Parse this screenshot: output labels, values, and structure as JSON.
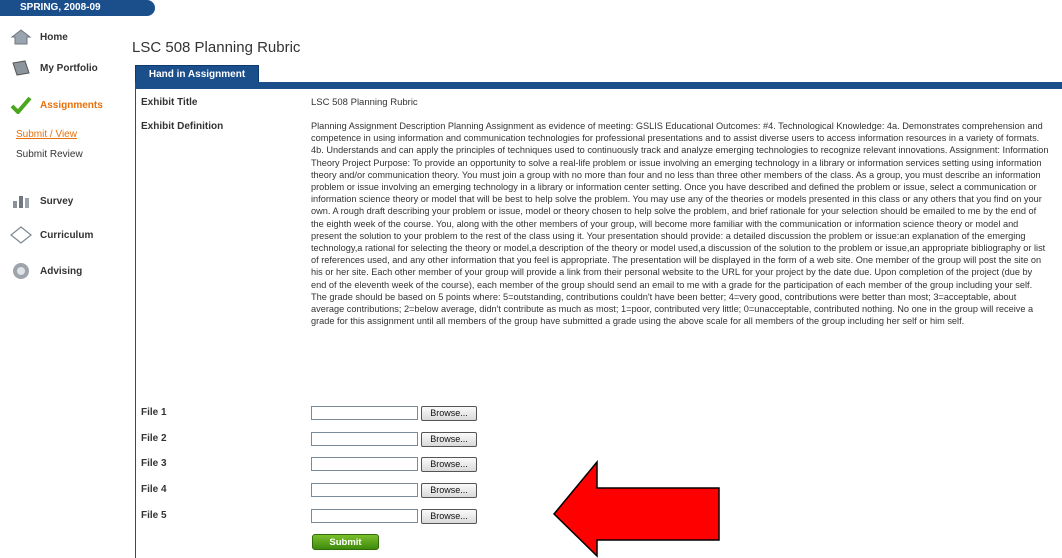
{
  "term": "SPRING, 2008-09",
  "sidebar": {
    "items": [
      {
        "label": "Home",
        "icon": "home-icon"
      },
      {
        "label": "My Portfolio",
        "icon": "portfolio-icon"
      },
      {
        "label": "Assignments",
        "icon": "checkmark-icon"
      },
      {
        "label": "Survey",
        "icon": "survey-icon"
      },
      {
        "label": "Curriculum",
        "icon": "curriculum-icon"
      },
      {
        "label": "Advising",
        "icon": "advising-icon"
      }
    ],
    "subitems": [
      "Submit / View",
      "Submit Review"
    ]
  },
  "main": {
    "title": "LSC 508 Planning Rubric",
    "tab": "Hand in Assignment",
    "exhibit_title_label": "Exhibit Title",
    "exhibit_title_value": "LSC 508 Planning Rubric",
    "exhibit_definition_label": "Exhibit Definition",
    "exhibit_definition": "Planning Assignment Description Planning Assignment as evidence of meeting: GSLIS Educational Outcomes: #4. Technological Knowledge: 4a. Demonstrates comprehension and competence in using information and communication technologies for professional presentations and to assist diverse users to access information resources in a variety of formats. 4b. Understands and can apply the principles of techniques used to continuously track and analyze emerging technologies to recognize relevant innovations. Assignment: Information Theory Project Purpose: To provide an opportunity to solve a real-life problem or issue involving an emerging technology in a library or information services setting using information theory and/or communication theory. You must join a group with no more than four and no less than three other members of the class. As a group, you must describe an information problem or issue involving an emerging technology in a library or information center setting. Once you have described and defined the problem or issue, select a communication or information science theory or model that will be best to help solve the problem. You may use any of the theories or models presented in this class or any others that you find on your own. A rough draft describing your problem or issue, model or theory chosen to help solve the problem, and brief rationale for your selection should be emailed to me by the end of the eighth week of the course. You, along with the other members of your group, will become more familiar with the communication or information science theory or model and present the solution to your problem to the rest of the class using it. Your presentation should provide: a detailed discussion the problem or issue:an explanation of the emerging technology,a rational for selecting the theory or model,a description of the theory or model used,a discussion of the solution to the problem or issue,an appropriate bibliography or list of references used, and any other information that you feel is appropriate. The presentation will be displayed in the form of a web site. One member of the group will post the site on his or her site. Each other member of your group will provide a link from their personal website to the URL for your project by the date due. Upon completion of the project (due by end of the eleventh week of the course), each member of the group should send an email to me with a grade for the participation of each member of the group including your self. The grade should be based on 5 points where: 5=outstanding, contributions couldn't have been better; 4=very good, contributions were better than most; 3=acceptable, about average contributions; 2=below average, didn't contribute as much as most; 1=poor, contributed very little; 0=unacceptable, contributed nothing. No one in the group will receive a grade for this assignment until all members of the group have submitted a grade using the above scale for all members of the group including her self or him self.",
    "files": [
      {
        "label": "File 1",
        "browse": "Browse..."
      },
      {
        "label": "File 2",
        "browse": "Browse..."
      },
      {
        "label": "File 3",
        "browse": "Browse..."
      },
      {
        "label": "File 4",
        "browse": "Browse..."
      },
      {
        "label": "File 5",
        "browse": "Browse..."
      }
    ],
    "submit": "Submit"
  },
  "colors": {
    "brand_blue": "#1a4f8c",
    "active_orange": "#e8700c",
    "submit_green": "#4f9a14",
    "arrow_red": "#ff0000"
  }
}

---

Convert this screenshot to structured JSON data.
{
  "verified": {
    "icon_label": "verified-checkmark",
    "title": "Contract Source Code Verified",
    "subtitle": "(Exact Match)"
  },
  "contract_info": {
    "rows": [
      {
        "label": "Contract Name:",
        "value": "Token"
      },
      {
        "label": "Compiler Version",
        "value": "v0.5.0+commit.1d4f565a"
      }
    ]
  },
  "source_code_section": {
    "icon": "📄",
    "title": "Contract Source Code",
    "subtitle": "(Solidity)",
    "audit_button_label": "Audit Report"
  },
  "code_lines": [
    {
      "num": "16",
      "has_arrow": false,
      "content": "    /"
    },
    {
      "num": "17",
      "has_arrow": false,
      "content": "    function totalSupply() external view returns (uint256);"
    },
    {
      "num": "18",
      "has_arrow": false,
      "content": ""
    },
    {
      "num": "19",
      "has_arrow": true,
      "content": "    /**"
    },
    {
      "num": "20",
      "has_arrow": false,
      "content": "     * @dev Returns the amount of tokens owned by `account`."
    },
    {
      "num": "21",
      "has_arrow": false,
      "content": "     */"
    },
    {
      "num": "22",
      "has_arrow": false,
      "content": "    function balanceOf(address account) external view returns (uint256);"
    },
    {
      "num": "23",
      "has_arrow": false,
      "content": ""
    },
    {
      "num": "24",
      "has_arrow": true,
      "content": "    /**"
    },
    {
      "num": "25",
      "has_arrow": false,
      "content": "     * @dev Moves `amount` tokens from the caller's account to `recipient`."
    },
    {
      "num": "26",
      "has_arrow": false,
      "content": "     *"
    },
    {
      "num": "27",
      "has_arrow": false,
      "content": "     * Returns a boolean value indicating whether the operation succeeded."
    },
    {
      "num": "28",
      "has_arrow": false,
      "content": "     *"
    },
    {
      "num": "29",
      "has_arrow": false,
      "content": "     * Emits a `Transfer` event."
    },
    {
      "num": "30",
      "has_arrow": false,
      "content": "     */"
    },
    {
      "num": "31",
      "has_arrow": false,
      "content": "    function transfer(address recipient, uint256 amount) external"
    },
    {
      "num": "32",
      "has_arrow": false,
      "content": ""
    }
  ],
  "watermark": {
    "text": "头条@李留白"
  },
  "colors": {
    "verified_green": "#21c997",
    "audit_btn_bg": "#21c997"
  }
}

---

### Set task
Select from the material above each line in which the string "checkmark" appears, and list those lines.

### Final answer
        "icon": "checkmark-icon"
    "icon_label": "verified-checkmark",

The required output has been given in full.